• **Request**
Find and return each line containing "JSON".

↓↓↓

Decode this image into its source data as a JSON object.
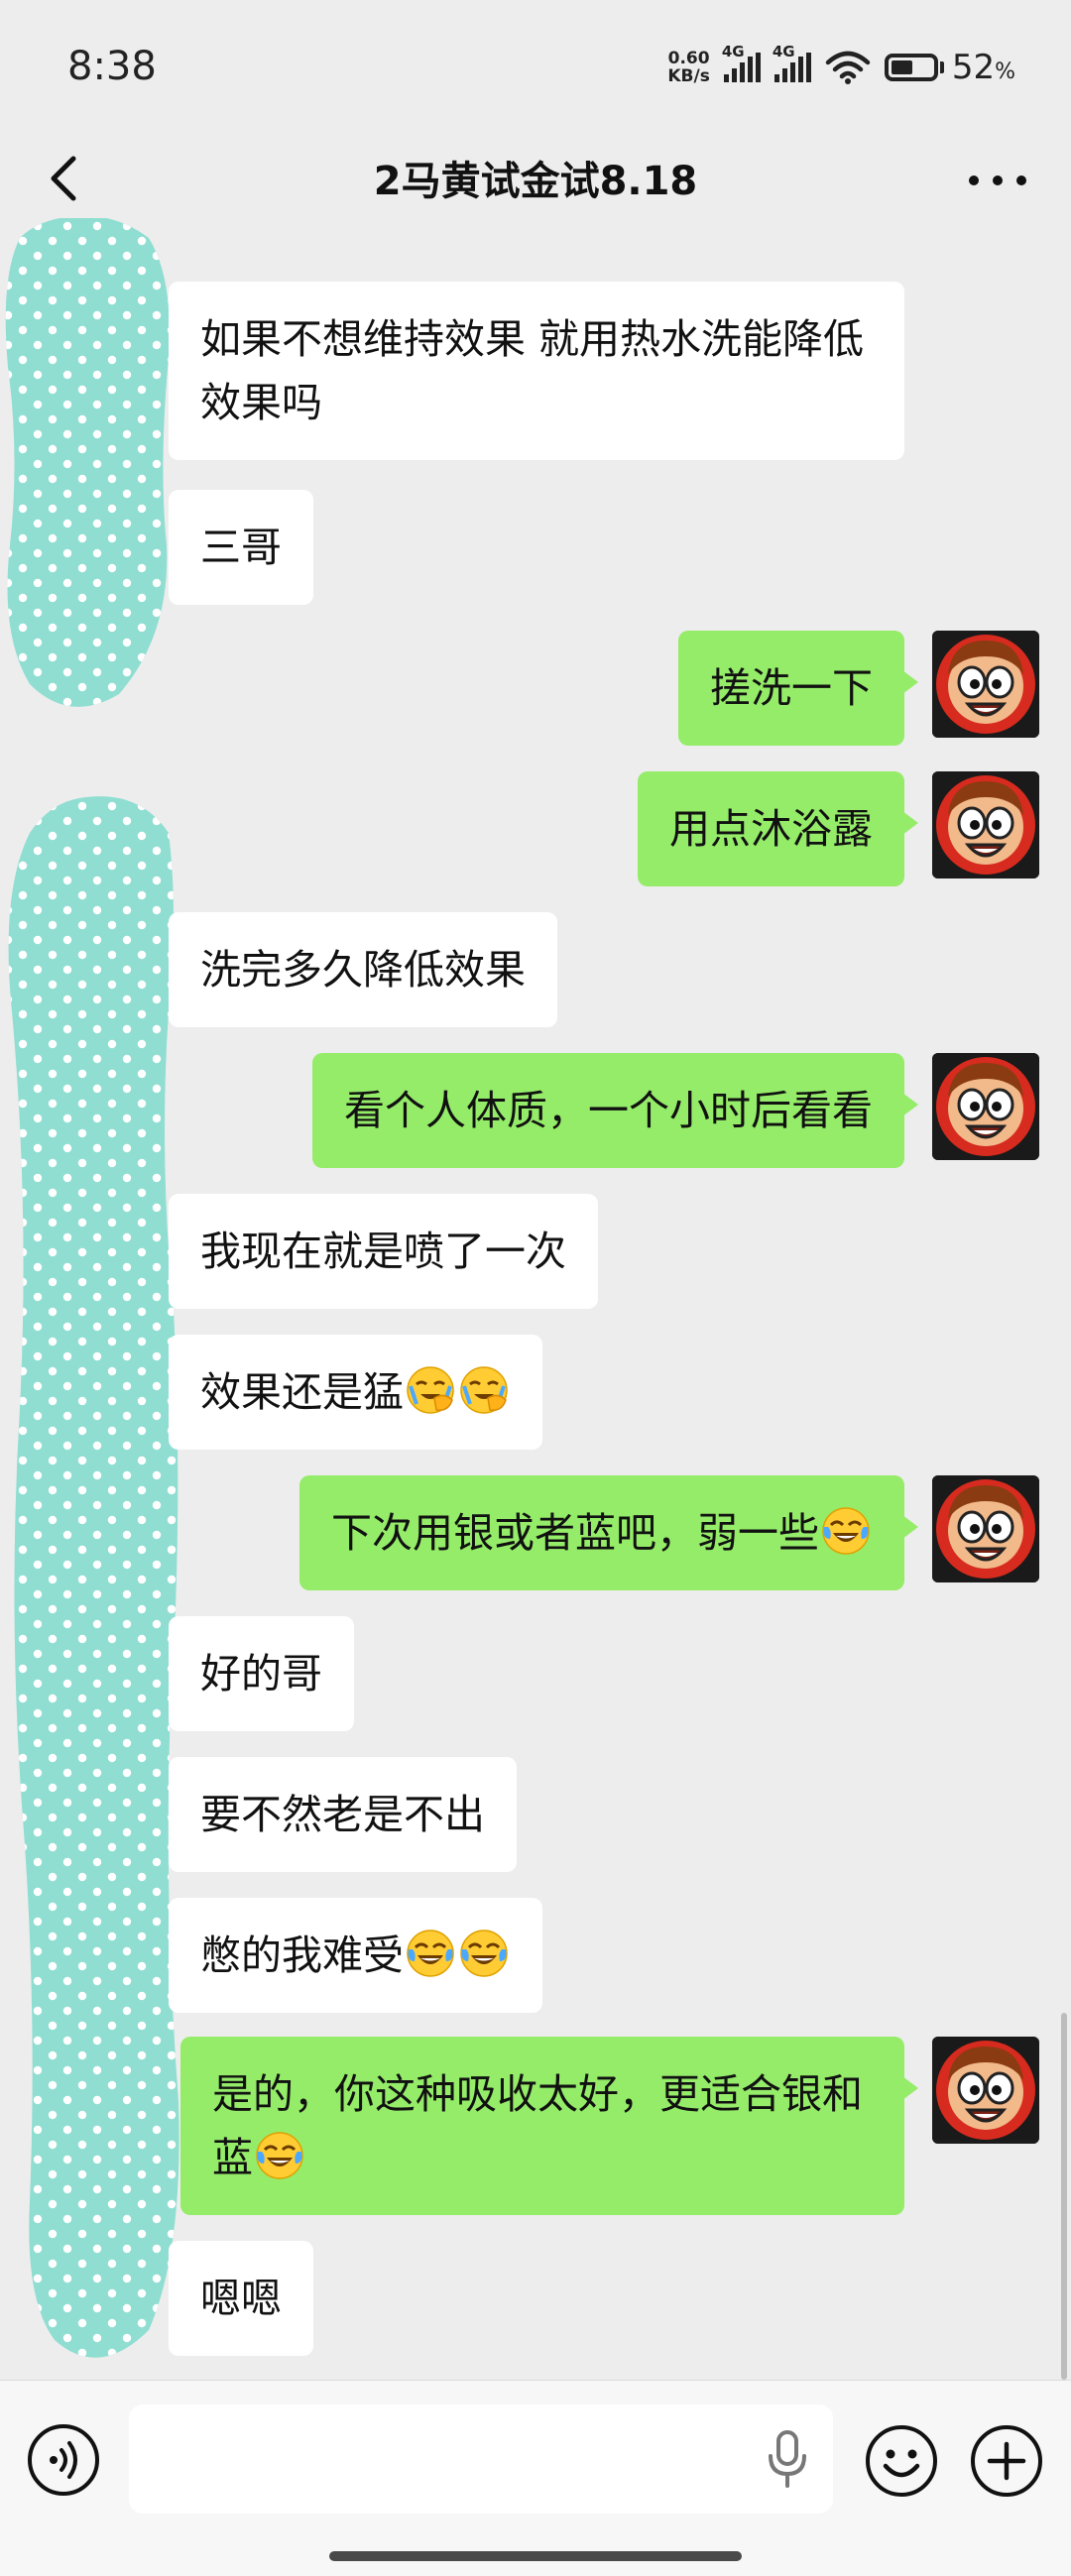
{
  "status_bar": {
    "time": "8:38",
    "net_speed_value": "0.60",
    "net_speed_unit": "KB/s",
    "signal_label_1": "4G",
    "signal_label_2": "4G",
    "battery_percent": "52",
    "battery_unit": "%"
  },
  "header": {
    "title": "2马黄试金试8.18"
  },
  "messages": [
    {
      "side": "in",
      "text": "如果不想维持效果   就用热水洗能降低效果吗"
    },
    {
      "side": "in",
      "text": "三哥"
    },
    {
      "side": "out",
      "text": "搓洗一下"
    },
    {
      "side": "out",
      "text": "用点沐浴露"
    },
    {
      "side": "in",
      "text": "洗完多久降低效果"
    },
    {
      "side": "out",
      "text": "看个人体质，一个小时后看看"
    },
    {
      "side": "in",
      "text": "我现在就是喷了一次"
    },
    {
      "side": "in",
      "text": "效果还是猛"
    },
    {
      "side": "out",
      "text": "下次用银或者蓝吧，弱一些"
    },
    {
      "side": "in",
      "text": "好的哥"
    },
    {
      "side": "in",
      "text": "要不然老是不出"
    },
    {
      "side": "in",
      "text": "憋的我难受"
    },
    {
      "side": "out",
      "text": "是的，你这种吸收太好，更适合银和蓝"
    },
    {
      "side": "in",
      "text": "嗯嗯"
    }
  ],
  "emoji_names": {
    "facepalm_cry": "face-palm-crying-emoji",
    "tears_of_joy": "tears-of-joy-emoji"
  },
  "colors": {
    "outgoing_bubble": "#95ec69",
    "incoming_bubble": "#ffffff",
    "background": "#ededed",
    "redaction_mask": "#8fded1"
  },
  "input_bar": {
    "placeholder": ""
  }
}
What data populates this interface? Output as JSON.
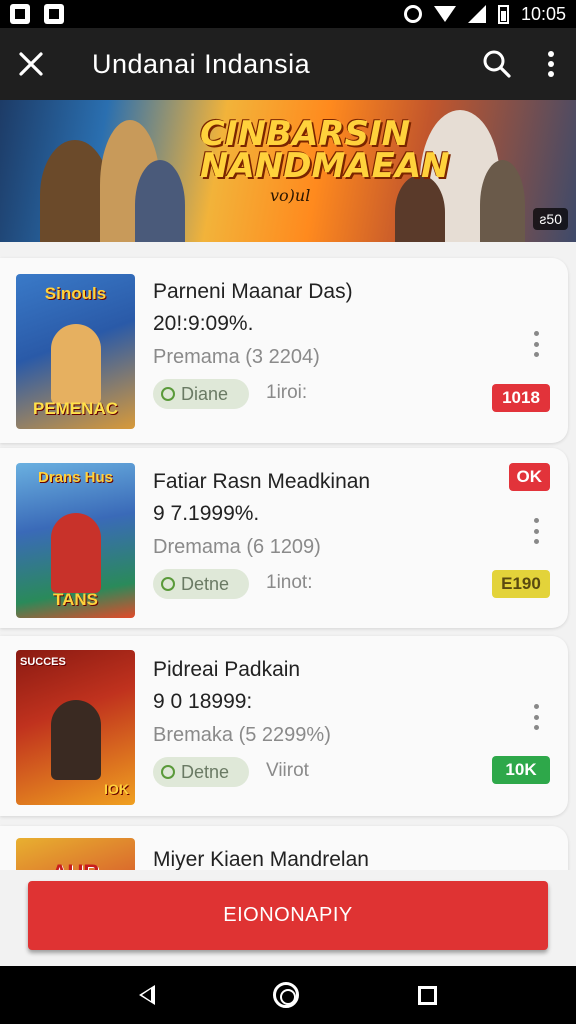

↑↑↑

• **Output**
Decode this image into its source data as a JSON object.
What data populates this interface? Output as JSON.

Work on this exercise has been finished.